• **Set task**:
Print the entries below word for word; the pictures stay out of your copy.

• **Input records**:
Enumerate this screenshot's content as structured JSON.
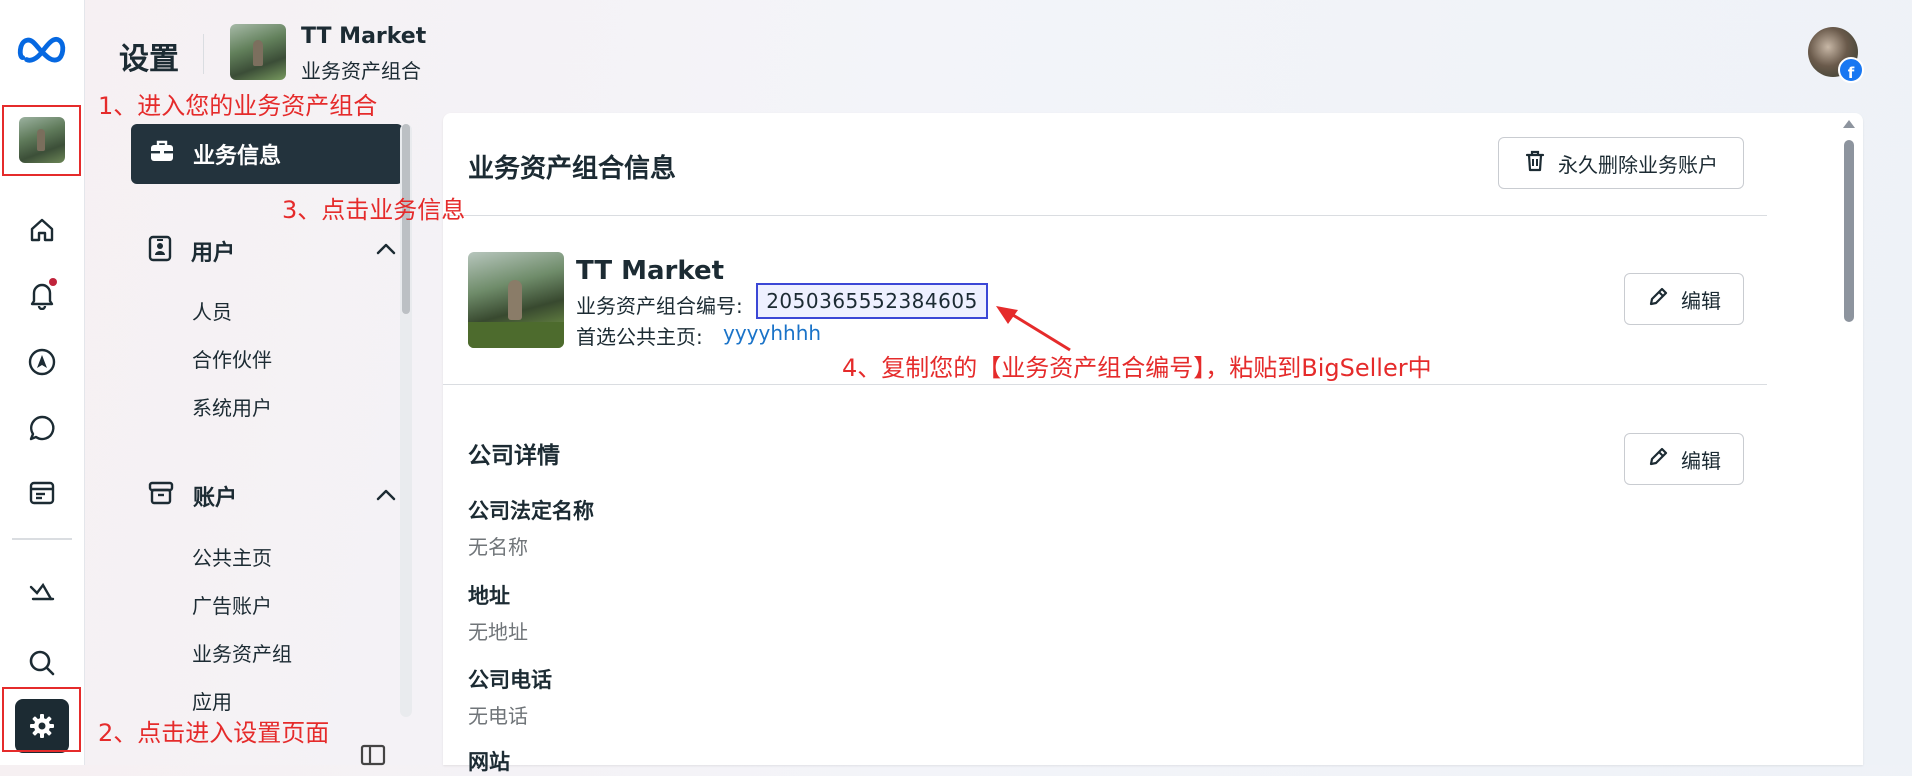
{
  "header": {
    "title": "设置",
    "business_name": "TT Market",
    "business_subtitle": "业务资产组合"
  },
  "settings_nav": {
    "active_item": "业务信息",
    "sections": [
      {
        "title": "用户",
        "items": [
          "人员",
          "合作伙伴",
          "系统用户"
        ]
      },
      {
        "title": "账户",
        "items": [
          "公共主页",
          "广告账户",
          "业务资产组",
          "应用"
        ]
      }
    ]
  },
  "card": {
    "title": "业务资产组合信息",
    "delete_button": "永久删除业务账户",
    "business_name": "TT Market",
    "id_label": "业务资产组合编号:",
    "id_value": "2050365552384605",
    "page_label": "首选公共主页:",
    "page_value": "yyyyhhhh",
    "edit_label": "编辑",
    "company_section_title": "公司详情",
    "fields": [
      {
        "label": "公司法定名称",
        "value": "无名称"
      },
      {
        "label": "地址",
        "value": "无地址"
      },
      {
        "label": "公司电话",
        "value": "无电话"
      },
      {
        "label": "网站",
        "value": ""
      }
    ]
  },
  "annotations": {
    "step1": "1、进入您的业务资产组合",
    "step2": "2、点击进入设置页面",
    "step3": "3、点击业务信息",
    "step4": "4、复制您的【业务资产组合编号】，粘贴到BigSeller中"
  },
  "colors": {
    "accent_dark": "#23333d",
    "annotation_red": "#e52b2b",
    "id_highlight_border": "#3b47d6",
    "link_blue": "#1a73c8",
    "notification_dot": "#c0233b",
    "meta_blue": "#0668e1"
  },
  "icons": {
    "logo": "meta-logo-icon",
    "rail": [
      "home-icon",
      "bell-icon",
      "navigation-icon",
      "chat-icon",
      "billing-icon",
      "reports-icon",
      "search-icon",
      "gear-icon"
    ],
    "nav": [
      "briefcase-icon",
      "id-badge-icon",
      "archive-icon",
      "chevron-up-icon"
    ],
    "actions": [
      "trash-icon",
      "pencil-icon"
    ]
  }
}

• **Output for this exercise**:
Enumerate this screenshot's content as structured JSON.
{
  "header": {
    "title": "设置",
    "business_name": "TT Market",
    "business_subtitle": "业务资产组合"
  },
  "settings_nav": {
    "active_item": "业务信息",
    "sections": [
      {
        "title": "用户",
        "items": [
          "人员",
          "合作伙伴",
          "系统用户"
        ]
      },
      {
        "title": "账户",
        "items": [
          "公共主页",
          "广告账户",
          "业务资产组",
          "应用"
        ]
      }
    ]
  },
  "card": {
    "title": "业务资产组合信息",
    "delete_button": "永久删除业务账户",
    "business_name": "TT Market",
    "id_label": "业务资产组合编号:",
    "id_value": "2050365552384605",
    "page_label": "首选公共主页:",
    "page_value": "yyyyhhhh",
    "edit_label": "编辑",
    "company_section_title": "公司详情",
    "fields": [
      {
        "label": "公司法定名称",
        "value": "无名称"
      },
      {
        "label": "地址",
        "value": "无地址"
      },
      {
        "label": "公司电话",
        "value": "无电话"
      },
      {
        "label": "网站",
        "value": ""
      }
    ]
  },
  "annotations": {
    "step1": "1、进入您的业务资产组合",
    "step2": "2、点击进入设置页面",
    "step3": "3、点击业务信息",
    "step4": "4、复制您的【业务资产组合编号】，粘贴到BigSeller中"
  },
  "colors": {
    "accent_dark": "#23333d",
    "annotation_red": "#e52b2b",
    "id_highlight_border": "#3b47d6",
    "link_blue": "#1a73c8",
    "notification_dot": "#c0233b",
    "meta_blue": "#0668e1"
  },
  "icons": {
    "logo": "meta-logo-icon",
    "rail": [
      "home-icon",
      "bell-icon",
      "navigation-icon",
      "chat-icon",
      "billing-icon",
      "reports-icon",
      "search-icon",
      "gear-icon"
    ],
    "nav": [
      "briefcase-icon",
      "id-badge-icon",
      "archive-icon",
      "chevron-up-icon"
    ],
    "actions": [
      "trash-icon",
      "pencil-icon"
    ]
  }
}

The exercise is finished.